In the records below, find each line with the word "placeholder" and copy it.

EXERCISE INPUTS:

>> Start

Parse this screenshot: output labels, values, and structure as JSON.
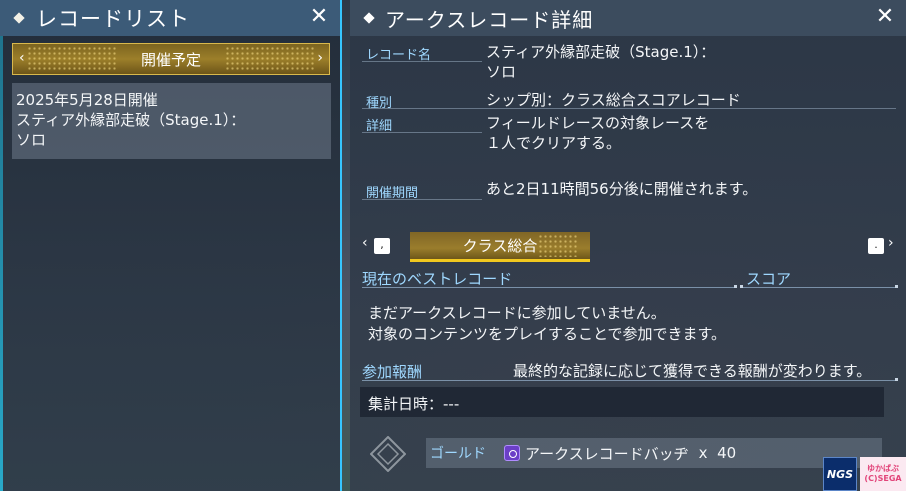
{
  "left_panel": {
    "title": "レコードリスト",
    "tab_label": "開催予定",
    "tab_prev": "‹",
    "tab_next": "›",
    "record": {
      "date": "2025年5月28日開催",
      "name_line1": "スティア外縁部走破（Stage.1）：",
      "name_line2": "ソロ"
    }
  },
  "right_panel": {
    "title": "アークスレコード詳細",
    "fields": {
      "record_name_label": "レコード名",
      "record_name_line1": "スティア外縁部走破（Stage.1）：",
      "record_name_line2": "ソロ",
      "type_label": "種別",
      "type_value": "シップ別：クラス総合スコアレコード",
      "detail_label": "詳細",
      "detail_line1": "フィールドレースの対象レースを",
      "detail_line2": "１人でクリアする。",
      "period_label": "開催期間",
      "period_value": "あと2日11時間56分後に開催されます。"
    },
    "category": {
      "label": "クラス総合",
      "prev_key": ",",
      "next_key": "."
    },
    "best_record": {
      "header": "現在のベストレコード",
      "score_header": "スコア",
      "message_line1": "まだアークスレコードに参加していません。",
      "message_line2": "対象のコンテンツをプレイすることで参加できます。"
    },
    "rewards": {
      "header": "参加報酬",
      "note": "最終的な記録に応じて獲得できる報酬が変わります。",
      "tally_time": "集計日時：---",
      "items": [
        {
          "tier": "ゴールド",
          "icon": "arks-record-badge-icon",
          "name": "アークスレコードバッヂ",
          "quantity": "x  40"
        }
      ]
    }
  },
  "logos": {
    "ngs": "NGS",
    "pink_line1": "ゆかばぶ",
    "pink_line2": "(C)SEGA"
  },
  "colors": {
    "accent_cyan": "#36c6ff",
    "label_blue": "#9fd8ff",
    "gold": "#f1c81f"
  }
}
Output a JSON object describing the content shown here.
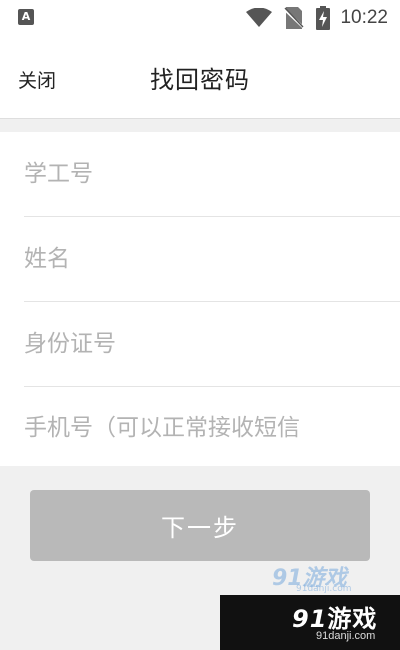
{
  "status_bar": {
    "app_icon_letter": "A",
    "time": "10:22",
    "icons": [
      "wifi-icon",
      "no-sim-icon",
      "battery-charging-icon"
    ]
  },
  "header": {
    "close_label": "关闭",
    "title": "找回密码"
  },
  "form": {
    "fields": [
      {
        "placeholder": "学工号",
        "value": ""
      },
      {
        "placeholder": "姓名",
        "value": ""
      },
      {
        "placeholder": "身份证号",
        "value": ""
      },
      {
        "placeholder": "手机号（可以正常接收短信",
        "value": ""
      }
    ]
  },
  "next_button_label": "下一步",
  "watermark": {
    "faint_number": "91",
    "faint_text": "游戏",
    "faint_url": "91danji.com",
    "logo_number": "91",
    "logo_text": "游戏",
    "url": "91danji.com"
  },
  "colors": {
    "button_disabled": "#b9b9b9",
    "background": "#f0f0f0",
    "placeholder": "#b3b3b3"
  }
}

>> End

ANSWER TO THE PROBLEM:
        "placeholder": "学工号",
        "placeholder": "姓名",
        "placeholder": "身份证号",
        "placeholder": "手机号（可以正常接收短信",
    "placeholder": "#b3b3b3"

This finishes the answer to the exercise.